Extrait ::
La cérémonie d'ouverture sera grandiose. "Une compétition dans le pays où le football est partout et le ballon rond fédère toute une nation" dit-on en affirmant que "le Brésil sera uni derrière son équipe; nous vivrons au rythme des matchs, des défaites, des victoires. Le tableau est idyllique. Un peu trop, je trouve?Heureusement qu'il y a aussi la samba dans le cas où? Sait-on jamais !

Faire rêver la population brésilienne en organisant la Coupe du monde de football certes, mais à quel prix ? De 67 à 700 euros environ la place suivant les matchs ? ce n'est vraiment pas donné surtout quand on dit que les brésiliens depuis quelques temps, tournent sept fois la langue dans leur bouche avant de dire "on va faire le marché". Au moindre toucher, le légume le plus courant brûle le bout des doigts et fait saigner les portefeuilles. Mais cela rappelle d'autres pays et pas forcément à cause du Mondial. Il y a d'autres facteurs tantôt objectifs, tantôt subjectifs et donc spéculatifs.

Prohibitif pour la quasi-totalité des Brésiliens. Mais tant pis ! Qu'à cela ne tienne, eux, regarderont les matchs à la télévision? Le prix des billets d'entrée frise l'inimaginable. Mais la nation sera soudée le temps du Mondial qui tarde à commencer pour vite se terminer. Les artères de Brasilia, et les favelas de Rio de Janeiro seront, comme partout ailleurs au Brésil, noires de monde les jours de match. Et la chasse aux pigeons venus d'ailleurs sera une activité des plus fébriles. À un point tel que d'ores et déjà les consignes de sécurité sont de mise. On recommande, par exemple, de ne pas circuler avec beaucoup d'argent en poche. On déconseille fortement de ne pas se pavaner dans les rues avec des bijoux bien exposés. On insiste également sur les "invitations" qui tombent du ciel.

Consignes ::
A: Relevez tous les noms propres de lieux qui figurent dans l'extrait.
B: Dans les enregistrements, du début jusqu'à la ligne contenant « square-d8[interactable] [273, 9, 362, 98] » incluse, substituez « column-label » à « file-label ». Recopiez seulement ces lignes, sans autre changement.

Données affichées ::
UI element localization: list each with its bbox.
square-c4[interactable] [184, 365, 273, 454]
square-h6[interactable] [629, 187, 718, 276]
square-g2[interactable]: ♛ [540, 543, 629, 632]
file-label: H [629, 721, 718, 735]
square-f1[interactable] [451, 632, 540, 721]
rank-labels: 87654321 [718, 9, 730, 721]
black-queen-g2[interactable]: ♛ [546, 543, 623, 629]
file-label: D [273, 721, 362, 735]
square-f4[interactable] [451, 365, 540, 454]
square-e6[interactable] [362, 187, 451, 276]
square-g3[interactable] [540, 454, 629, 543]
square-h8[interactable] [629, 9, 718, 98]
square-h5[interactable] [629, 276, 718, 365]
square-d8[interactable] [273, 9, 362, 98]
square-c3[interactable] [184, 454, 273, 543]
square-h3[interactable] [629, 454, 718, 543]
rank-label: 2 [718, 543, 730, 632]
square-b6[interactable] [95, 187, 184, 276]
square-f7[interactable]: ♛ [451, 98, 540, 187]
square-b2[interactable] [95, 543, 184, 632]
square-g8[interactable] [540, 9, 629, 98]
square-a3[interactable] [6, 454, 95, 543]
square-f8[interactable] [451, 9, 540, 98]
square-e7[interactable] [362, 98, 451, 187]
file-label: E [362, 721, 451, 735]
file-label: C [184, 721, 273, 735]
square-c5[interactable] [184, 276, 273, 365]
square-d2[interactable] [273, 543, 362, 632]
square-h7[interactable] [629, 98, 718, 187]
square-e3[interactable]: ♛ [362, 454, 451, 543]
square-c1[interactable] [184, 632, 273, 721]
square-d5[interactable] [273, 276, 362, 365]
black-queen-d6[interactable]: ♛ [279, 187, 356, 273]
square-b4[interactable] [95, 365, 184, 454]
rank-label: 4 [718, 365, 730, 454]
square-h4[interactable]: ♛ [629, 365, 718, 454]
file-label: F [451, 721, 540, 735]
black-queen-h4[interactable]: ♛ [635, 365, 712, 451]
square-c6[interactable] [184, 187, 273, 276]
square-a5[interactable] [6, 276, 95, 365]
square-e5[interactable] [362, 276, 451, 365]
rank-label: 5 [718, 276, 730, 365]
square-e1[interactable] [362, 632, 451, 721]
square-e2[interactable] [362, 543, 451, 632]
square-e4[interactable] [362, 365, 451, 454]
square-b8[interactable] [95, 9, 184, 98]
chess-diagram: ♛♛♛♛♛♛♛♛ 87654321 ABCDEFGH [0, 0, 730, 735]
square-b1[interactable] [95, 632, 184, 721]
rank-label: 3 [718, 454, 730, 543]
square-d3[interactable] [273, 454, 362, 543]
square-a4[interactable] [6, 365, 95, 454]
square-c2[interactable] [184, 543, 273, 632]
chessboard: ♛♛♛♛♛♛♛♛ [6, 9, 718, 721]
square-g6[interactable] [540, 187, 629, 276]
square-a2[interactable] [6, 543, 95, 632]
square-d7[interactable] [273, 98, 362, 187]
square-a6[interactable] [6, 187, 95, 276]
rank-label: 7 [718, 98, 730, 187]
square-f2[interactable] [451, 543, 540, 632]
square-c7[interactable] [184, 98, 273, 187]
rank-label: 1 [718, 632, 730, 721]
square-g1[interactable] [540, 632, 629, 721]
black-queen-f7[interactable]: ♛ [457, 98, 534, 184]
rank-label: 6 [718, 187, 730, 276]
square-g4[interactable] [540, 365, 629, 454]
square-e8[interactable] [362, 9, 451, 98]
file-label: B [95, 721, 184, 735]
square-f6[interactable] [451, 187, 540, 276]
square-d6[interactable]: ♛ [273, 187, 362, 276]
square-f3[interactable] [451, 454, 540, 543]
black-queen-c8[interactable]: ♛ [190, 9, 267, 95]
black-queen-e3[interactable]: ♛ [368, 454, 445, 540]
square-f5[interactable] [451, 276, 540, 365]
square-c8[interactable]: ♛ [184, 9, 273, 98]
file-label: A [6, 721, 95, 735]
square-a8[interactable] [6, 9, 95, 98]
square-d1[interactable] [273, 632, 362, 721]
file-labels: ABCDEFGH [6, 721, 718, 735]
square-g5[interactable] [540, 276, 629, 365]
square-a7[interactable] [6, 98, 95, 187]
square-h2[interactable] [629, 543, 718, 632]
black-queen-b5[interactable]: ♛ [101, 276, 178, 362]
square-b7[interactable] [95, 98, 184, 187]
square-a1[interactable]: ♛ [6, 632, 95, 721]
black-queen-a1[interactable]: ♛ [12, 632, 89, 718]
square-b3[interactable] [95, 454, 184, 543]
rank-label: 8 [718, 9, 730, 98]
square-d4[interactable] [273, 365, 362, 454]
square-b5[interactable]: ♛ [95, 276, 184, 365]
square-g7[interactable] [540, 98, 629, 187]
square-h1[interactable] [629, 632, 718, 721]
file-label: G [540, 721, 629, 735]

Corrigé ::
A: Brésil, Brasilia, Rio de Janeiro

B:
UI element localization: list each with its bbox.
square-c4[interactable] [184, 365, 273, 454]
square-h6[interactable] [629, 187, 718, 276]
square-g2[interactable]: ♛ [540, 543, 629, 632]
column-label: H [629, 721, 718, 735]
square-f1[interactable] [451, 632, 540, 721]
rank-labels: 87654321 [718, 9, 730, 721]
black-queen-g2[interactable]: ♛ [546, 543, 623, 629]
column-label: D [273, 721, 362, 735]
square-f4[interactable] [451, 365, 540, 454]
square-e6[interactable] [362, 187, 451, 276]
square-g3[interactable] [540, 454, 629, 543]
square-h8[interactable] [629, 9, 718, 98]
square-h5[interactable] [629, 276, 718, 365]
square-d8[interactable] [273, 9, 362, 98]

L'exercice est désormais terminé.